• _What to produce_: Rewrite the lines starting at "- scatter-point: [179, 2134, 185, 2140]" and ending at "- scatter-point: [824, 2152, 830, 2158]", changing "scatter-point" to "data-point" and leaving everything else as it is.

• _Given data_:
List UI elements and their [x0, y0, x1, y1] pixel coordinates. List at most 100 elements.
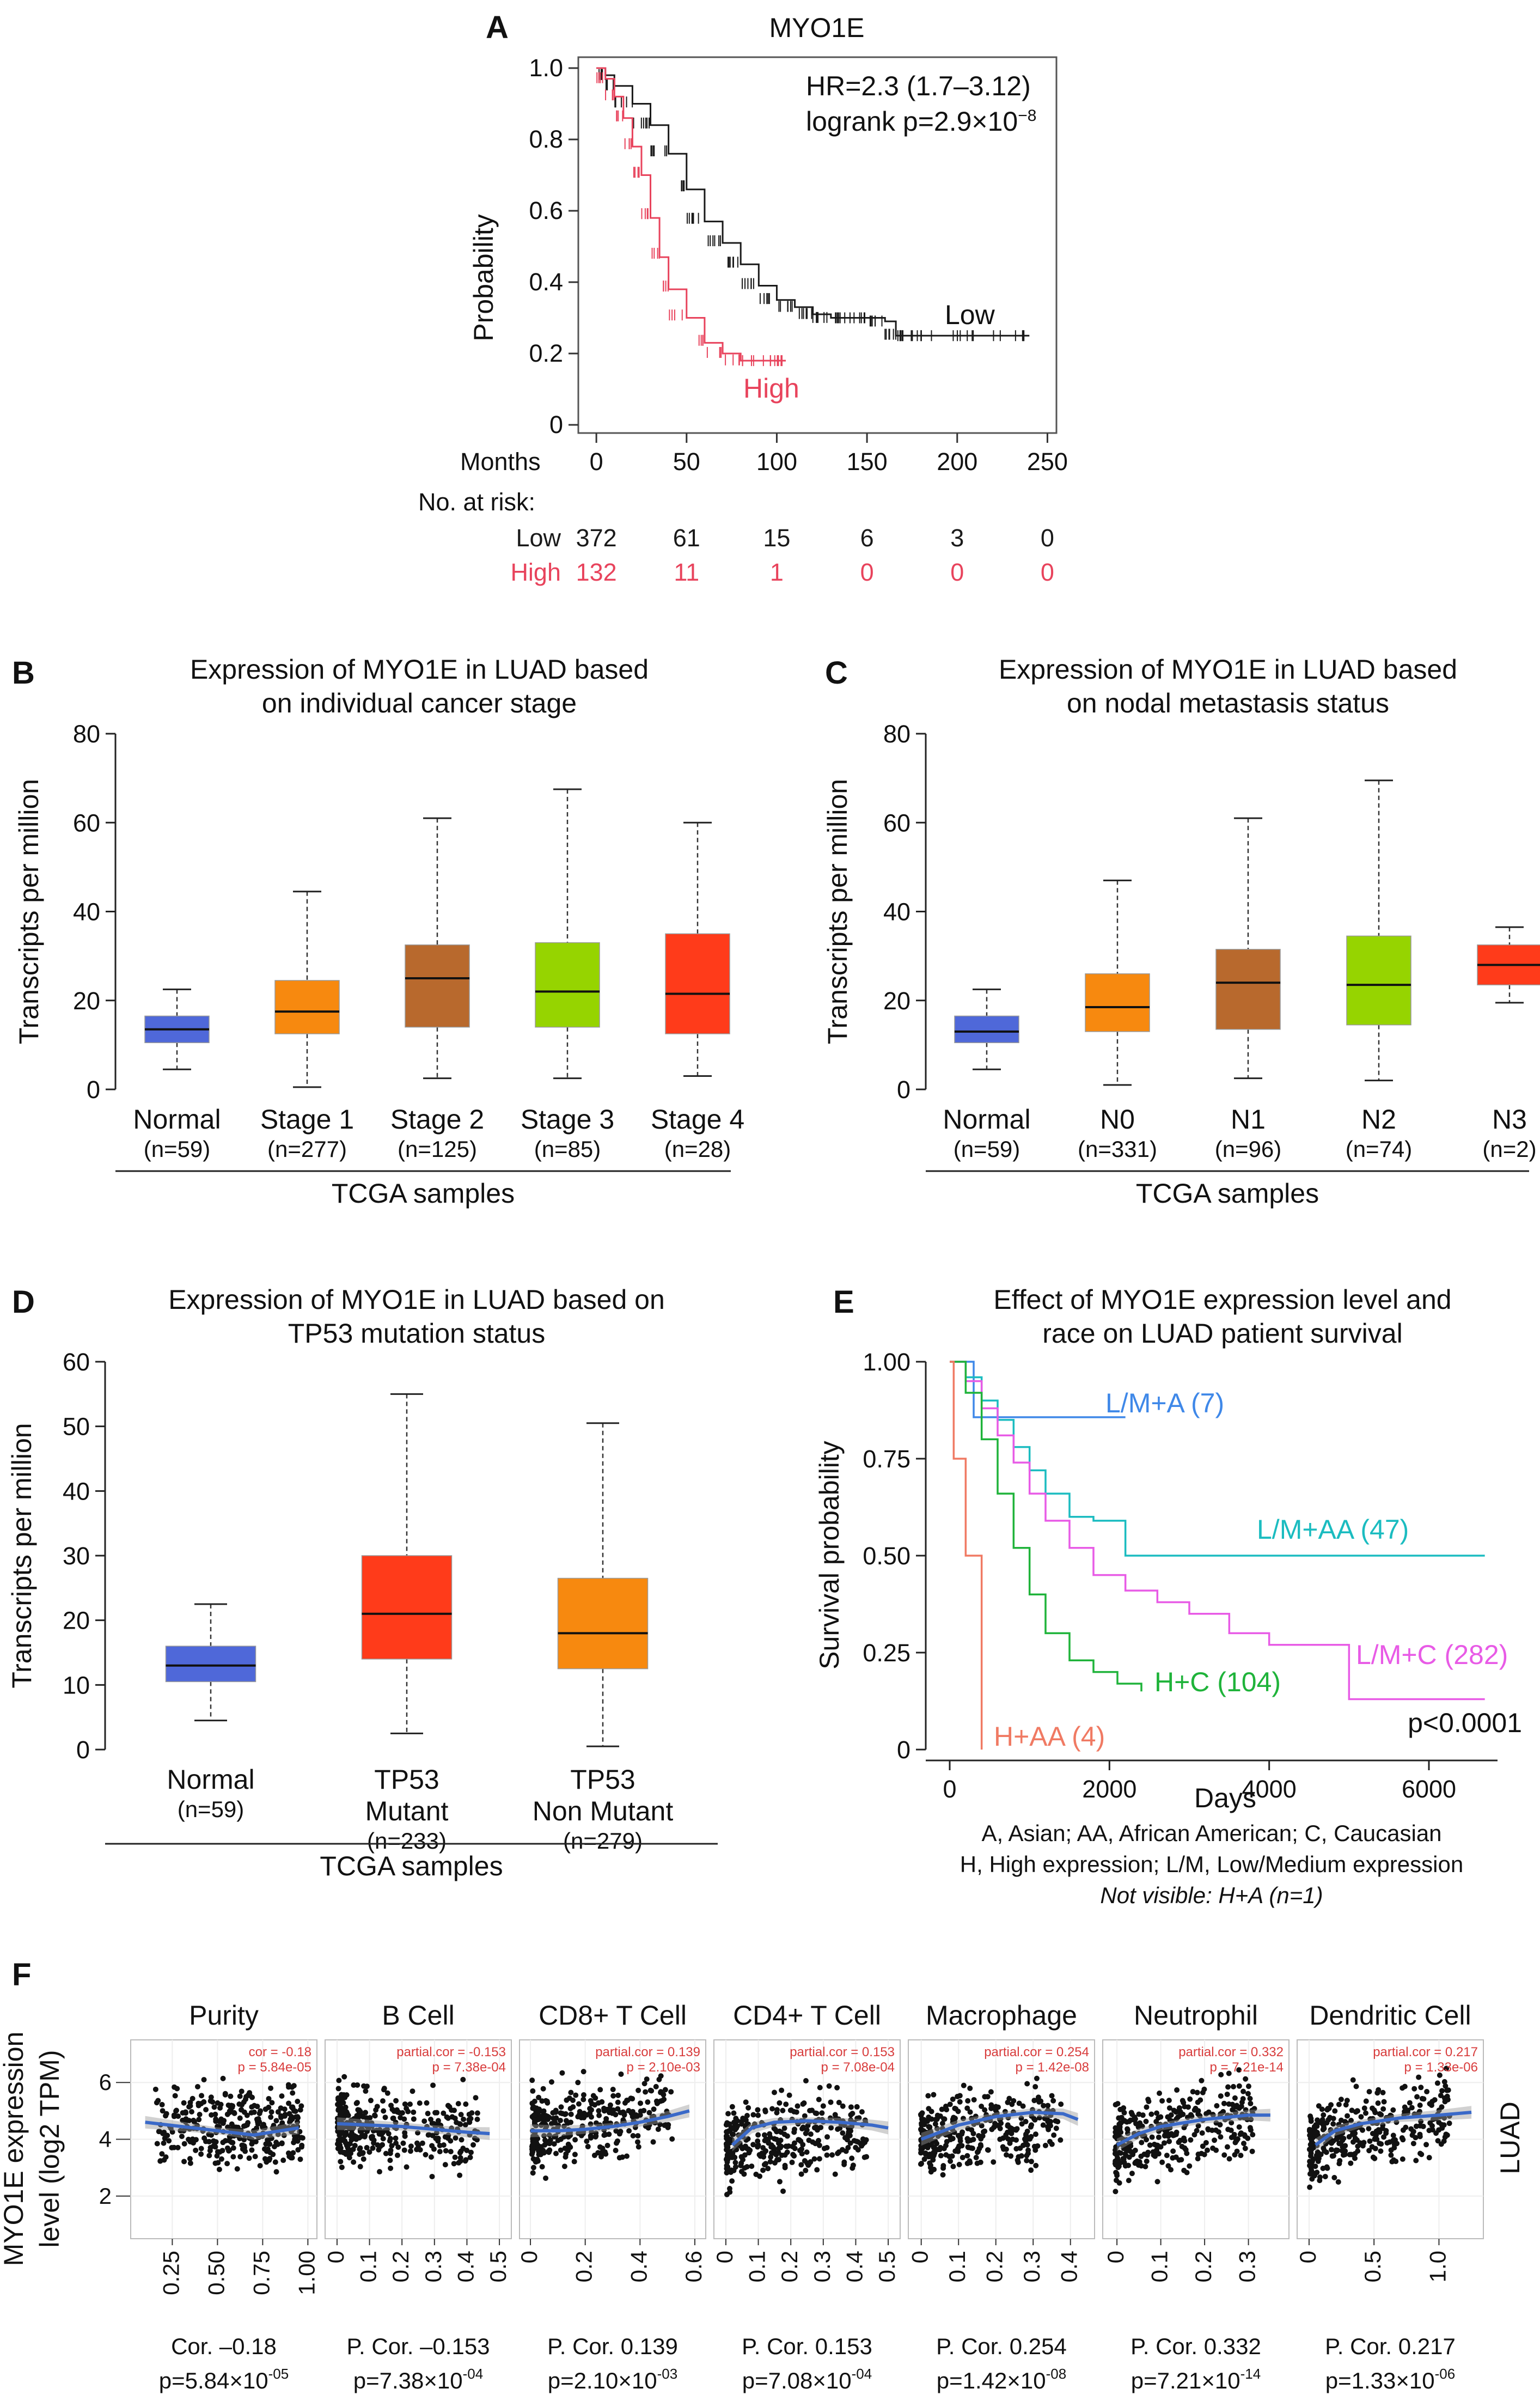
- scatter-point: [179, 2134, 185, 2140]
- scatter-point: [1333, 2147, 1339, 2153]
- scatter-point: [1132, 2147, 1138, 2153]
- scatter-point: [832, 2171, 838, 2177]
- scatter-point: [781, 2125, 787, 2131]
- scatter-point: [930, 2157, 936, 2163]
- scatter-point: [178, 2128, 184, 2134]
- scatter-point: [299, 2142, 305, 2148]
- scatter-point: [160, 2130, 166, 2136]
- scatter-point: [159, 2101, 165, 2107]
- scatter-point: [1113, 2189, 1119, 2195]
- scatter-point: [457, 2172, 463, 2178]
- box-stage-4: [665, 933, 730, 1034]
- scatter-point: [1129, 2171, 1135, 2177]
- scatter-point: [1187, 2163, 1193, 2169]
- scatter-point: [925, 2093, 931, 2099]
- scatter-point: [1238, 2153, 1244, 2159]
- scatter-point: [724, 2162, 730, 2168]
- scatter-point: [1443, 2083, 1449, 2089]
- scatter-point: [725, 2167, 731, 2173]
- scatter-point: [346, 2155, 352, 2161]
- scatter-point: [404, 2164, 410, 2170]
- scatter-point: [237, 2154, 243, 2160]
- scatter-point: [221, 2118, 227, 2124]
- scatter-point: [774, 2107, 780, 2113]
- scatter-point: [1001, 2146, 1007, 2152]
- scatter-point: [1128, 2117, 1134, 2123]
- scatter-point: [212, 2144, 218, 2150]
- km-xtick-label: 100: [756, 448, 797, 476]
- scatter-point: [1016, 2154, 1022, 2160]
- box-ytick-label: 40: [883, 898, 910, 926]
- scatter-point: [1242, 2133, 1248, 2139]
- scatter-point: [271, 2123, 277, 2129]
- scatter-point: [652, 2120, 658, 2126]
- scatter-point: [792, 2146, 798, 2152]
- scatter-point: [1032, 2084, 1038, 2090]
- scatter-point: [1245, 2083, 1251, 2089]
- scatter-point: [555, 2137, 561, 2143]
- scatter-point: [1154, 2179, 1160, 2185]
- scatter-point: [1230, 2101, 1236, 2107]
- scatter-point: [188, 2109, 194, 2115]
- scatter-point: [580, 2097, 586, 2103]
- box-group-n: (n=233): [367, 1828, 447, 1854]
- scatter-point: [816, 2142, 822, 2148]
- box-ytick-label: 50: [63, 1413, 90, 1441]
- scatter-point: [1050, 2098, 1056, 2104]
- scatter-point: [1187, 2096, 1193, 2102]
- box-xlabel: TCGA samples: [332, 1178, 515, 1209]
- scatter-point: [783, 2101, 789, 2107]
- scatter-point: [927, 2128, 933, 2134]
- scatter-point: [824, 2152, 830, 2158]
- scatter-point: [161, 2157, 167, 2163]
- scatter-point: [1344, 2098, 1350, 2104]
- scatter-point: [425, 2111, 431, 2117]
- scatter-point: [947, 2101, 953, 2107]
- box-group-n: (n=125): [398, 1136, 477, 1162]
- scatter-point: [1121, 2105, 1127, 2111]
- scatter-point: [1161, 2140, 1167, 2146]
- scatter-point: [257, 2162, 263, 2168]
- scatter-point: [964, 2153, 970, 2159]
- scatter-point: [1332, 2108, 1338, 2114]
- risk-value: 61: [673, 524, 700, 552]
- scatter-confidence-band: [732, 2117, 889, 2152]
- scatter-point: [430, 2082, 436, 2088]
- scatter-point: [201, 2135, 207, 2141]
- scatter-point: [653, 2083, 659, 2089]
- scatter-point: [976, 2146, 982, 2152]
- scatter-point: [1130, 2152, 1136, 2158]
- scatter-point: [1176, 2139, 1182, 2145]
- scatter-point: [1181, 2125, 1187, 2131]
- scatter-point: [924, 2139, 930, 2145]
- scatter-point: [181, 2141, 187, 2147]
- scatter-point: [297, 2129, 303, 2135]
- km-ytick-label: 0.8: [529, 125, 563, 153]
- scatter-point: [1321, 2112, 1327, 2118]
- scatter-point: [1361, 2105, 1367, 2111]
- scatter-point: [983, 2112, 989, 2118]
- scatter-point: [1315, 2117, 1321, 2123]
- scatter-point: [768, 2144, 774, 2150]
- scatter-point: [1029, 2113, 1035, 2119]
- scatter-point: [451, 2161, 457, 2167]
- scatter-point: [1113, 2162, 1119, 2168]
- scatter-point: [181, 2100, 187, 2106]
- scatter-confidence-band: [1315, 2106, 1472, 2152]
- scatter-point: [530, 2170, 536, 2176]
- scatter-point: [1158, 2114, 1164, 2120]
- scatter-point: [784, 2149, 790, 2155]
- scatter-point: [668, 2089, 674, 2095]
- scatter-point: [957, 2093, 963, 2099]
- scatter-xtick-label: 0: [516, 2251, 542, 2263]
- scatter-p-text: p = 2.10e-03: [627, 2060, 700, 2075]
- scatter-point: [415, 2130, 421, 2136]
- scatter-point: [448, 2138, 454, 2144]
- scatter-point: [172, 2093, 178, 2099]
- surv-title-line: Effect of MYO1E expression level and: [993, 1284, 1451, 1315]
- scatter-point: [187, 2156, 193, 2162]
- scatter-point: [1115, 2101, 1121, 2107]
- scatter-xtick-label: 0.4: [1056, 2251, 1082, 2282]
- scatter-xtick-label: 0.75: [248, 2251, 274, 2295]
- scatter-point: [1243, 2076, 1249, 2082]
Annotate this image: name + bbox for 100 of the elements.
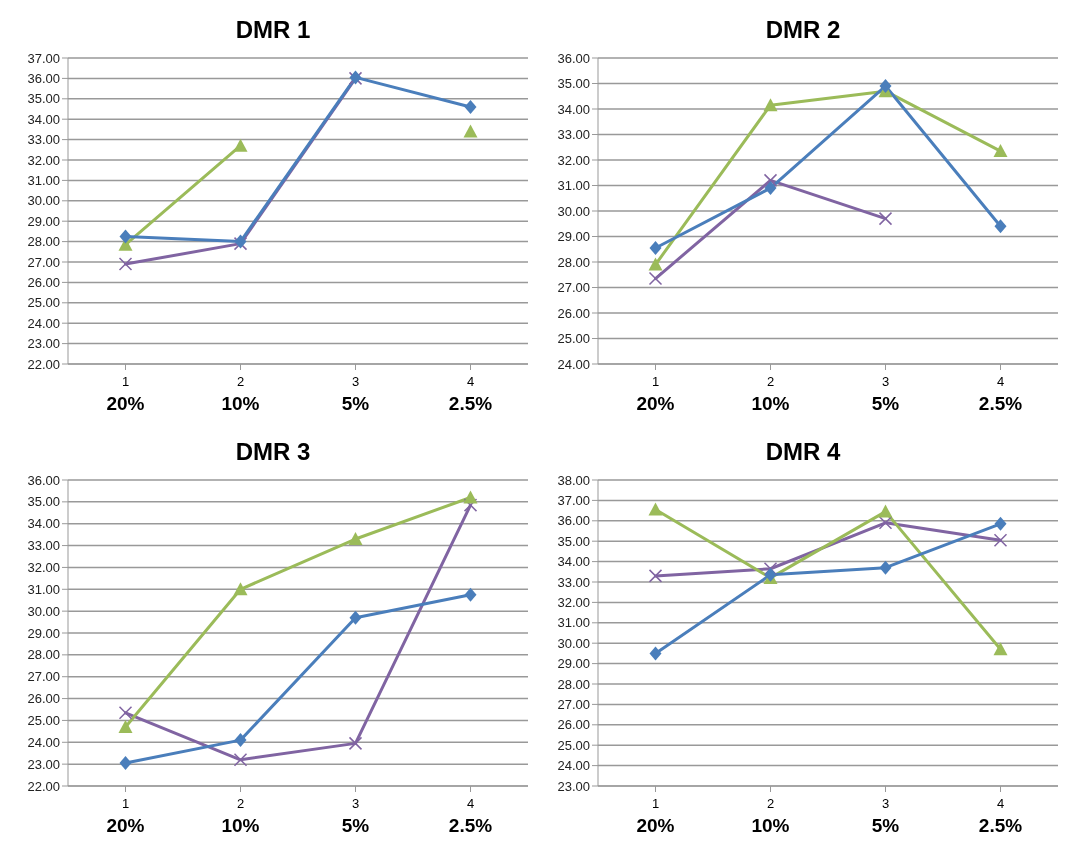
point	[763, 98, 778, 112]
y-tick-label: 31.00	[27, 173, 60, 189]
point	[463, 490, 478, 504]
y-tick-label: 25.00	[557, 331, 590, 347]
point	[233, 753, 248, 767]
y-tick-label: 33.00	[27, 538, 60, 554]
x-tick-label: 4 2.5%	[448, 796, 493, 836]
y-tick-label: 29.00	[27, 625, 60, 641]
x-tick-label: 1 20%	[106, 374, 145, 414]
y-tick-label: 23.00	[557, 778, 590, 794]
y-tick-label: 23.00	[27, 756, 60, 772]
y-tick-label: 35.00	[27, 494, 60, 510]
y-tick-label: 30.00	[27, 193, 60, 209]
y-tick-label: 37.00	[27, 50, 60, 66]
y-tick-label: 30.00	[557, 635, 590, 651]
y-tick-label: 25.00	[557, 737, 590, 753]
chart-title: DMR 2	[764, 15, 842, 45]
x-tick-label: 1 20%	[106, 796, 145, 836]
point	[763, 173, 778, 188]
y-tick-label: 28.00	[27, 647, 60, 663]
y-tick-label: 30.00	[27, 603, 60, 619]
x-tick-label: 2 10%	[751, 374, 790, 414]
point	[463, 498, 478, 512]
y-tick-label: 36.00	[27, 472, 60, 488]
point	[464, 587, 477, 602]
y-tick-label: 29.00	[557, 229, 590, 245]
y-tick-label: 33.00	[27, 132, 60, 148]
y-tick-label: 34.00	[557, 554, 590, 570]
x-tick-label: 1 20%	[636, 796, 675, 836]
y-tick-label: 22.00	[27, 778, 60, 794]
y-tick-label: 38.00	[557, 472, 590, 488]
point	[463, 124, 478, 138]
x-tick-label: 2 10%	[221, 796, 260, 836]
point	[649, 646, 662, 661]
point	[763, 561, 778, 576]
point	[878, 516, 893, 530]
point	[349, 610, 362, 625]
y-tick-label: 27.00	[557, 280, 590, 296]
y-tick-label: 37.00	[557, 493, 590, 509]
y-tick-label: 34.00	[27, 516, 60, 532]
y-tick-label: 25.00	[27, 713, 60, 729]
y-tick-label: 32.00	[557, 595, 590, 611]
point	[764, 181, 777, 196]
y-tick-label: 32.00	[27, 152, 60, 168]
y-tick-label: 31.00	[557, 615, 590, 631]
chart-title: DMR 1	[234, 15, 312, 45]
y-tick-label: 31.00	[557, 178, 590, 194]
y-tick-label: 30.00	[557, 203, 590, 219]
point	[994, 219, 1007, 234]
y-tick-label: 24.00	[557, 758, 590, 774]
point	[878, 504, 893, 518]
x-tick-label: 3 5%	[341, 796, 370, 836]
y-tick-label: 24.00	[557, 356, 590, 372]
y-tick-label: 28.00	[557, 254, 590, 270]
y-tick-label: 27.00	[27, 254, 60, 270]
point	[993, 642, 1008, 656]
point	[118, 257, 133, 271]
point	[994, 516, 1007, 531]
y-tick-label: 32.00	[557, 152, 590, 168]
y-tick-label: 26.00	[557, 305, 590, 321]
y-tick-label: 22.00	[27, 356, 60, 372]
y-tick-label: 34.00	[27, 111, 60, 127]
y-tick-label: 34.00	[557, 101, 590, 117]
y-tick-label: 28.00	[27, 234, 60, 250]
y-tick-label: 35.00	[27, 91, 60, 107]
chart-title: DMR 3	[234, 437, 312, 467]
point	[648, 569, 663, 583]
point	[348, 532, 363, 546]
y-tick-label: 33.00	[557, 574, 590, 590]
point	[118, 719, 133, 733]
x-tick-label: 2 10%	[221, 374, 260, 414]
point	[879, 79, 892, 94]
point	[648, 257, 663, 271]
y-tick-label: 23.00	[27, 336, 60, 352]
y-tick-label: 36.00	[557, 50, 590, 66]
y-tick-label: 29.00	[27, 213, 60, 229]
y-tick-label: 24.00	[27, 315, 60, 331]
point	[878, 211, 893, 226]
y-tick-label: 24.00	[27, 734, 60, 750]
point	[649, 240, 662, 255]
x-tick-label: 4 2.5%	[978, 374, 1023, 414]
x-tick-label: 2 10%	[751, 796, 790, 836]
point	[233, 138, 248, 152]
x-tick-label: 4 2.5%	[978, 796, 1023, 836]
point	[993, 144, 1008, 158]
y-tick-label: 27.00	[557, 697, 590, 713]
point	[119, 229, 132, 244]
point	[118, 706, 133, 720]
y-tick-label: 26.00	[557, 717, 590, 733]
x-tick-label: 3 5%	[871, 374, 900, 414]
x-tick-label: 3 5%	[871, 796, 900, 836]
y-tick-label: 35.00	[557, 533, 590, 549]
y-tick-label: 35.00	[557, 76, 590, 92]
point	[879, 560, 892, 575]
x-tick-label: 3 5%	[341, 374, 370, 414]
x-tick-label: 4 2.5%	[448, 374, 493, 414]
y-tick-label: 27.00	[27, 669, 60, 685]
y-tick-label: 33.00	[557, 127, 590, 143]
y-tick-label: 25.00	[27, 295, 60, 311]
point	[234, 733, 247, 748]
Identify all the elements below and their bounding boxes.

• _Worked answer_:
- data-point: [179, 2134, 185, 2140]
- data-point: [1333, 2147, 1339, 2153]
- data-point: [1132, 2147, 1138, 2153]
- data-point: [832, 2171, 838, 2177]
- data-point: [781, 2125, 787, 2131]
- data-point: [930, 2157, 936, 2163]
- data-point: [178, 2128, 184, 2134]
- data-point: [299, 2142, 305, 2148]
- data-point: [160, 2130, 166, 2136]
- data-point: [159, 2101, 165, 2107]
- data-point: [1113, 2189, 1119, 2195]
- data-point: [457, 2172, 463, 2178]
- box-stage-4: [665, 933, 730, 1034]
- data-point: [1129, 2171, 1135, 2177]
- data-point: [1187, 2163, 1193, 2169]
- data-point: [925, 2093, 931, 2099]
- data-point: [1238, 2153, 1244, 2159]
- data-point: [724, 2162, 730, 2168]
- data-point: [1443, 2083, 1449, 2089]
- data-point: [725, 2167, 731, 2173]
- data-point: [346, 2155, 352, 2161]
- data-point: [404, 2164, 410, 2170]
- data-point: [237, 2154, 243, 2160]
- data-point: [221, 2118, 227, 2124]
- data-point: [774, 2107, 780, 2113]
- data-point: [1001, 2146, 1007, 2152]
- data-point: [1128, 2117, 1134, 2123]
- data-point: [212, 2144, 218, 2150]
- km-xtick-label: 100: [756, 448, 797, 476]
- data-point: [1016, 2154, 1022, 2160]
- box-ytick-label: 40: [883, 898, 910, 926]
- data-point: [1242, 2133, 1248, 2139]
- data-point: [271, 2123, 277, 2129]
- data-point: [652, 2120, 658, 2126]
- data-point: [792, 2146, 798, 2152]
- data-point: [1032, 2084, 1038, 2090]
- data-point: [1245, 2083, 1251, 2089]
- data-point: [555, 2137, 561, 2143]
- data-point: [1154, 2179, 1160, 2185]
- data-point: [1230, 2101, 1236, 2107]
- data-point: [188, 2109, 194, 2115]
- data-point: [580, 2097, 586, 2103]
- box-group-n: (n=233): [367, 1828, 447, 1854]
- data-point: [816, 2142, 822, 2148]
- box-ytick-label: 50: [63, 1413, 90, 1441]
- data-point: [1050, 2098, 1056, 2104]
- data-point: [1187, 2096, 1193, 2102]
- box-xlabel: TCGA samples: [332, 1178, 515, 1209]
- data-point: [783, 2101, 789, 2107]
- data-point: [927, 2128, 933, 2134]
- data-point: [824, 2152, 830, 2158]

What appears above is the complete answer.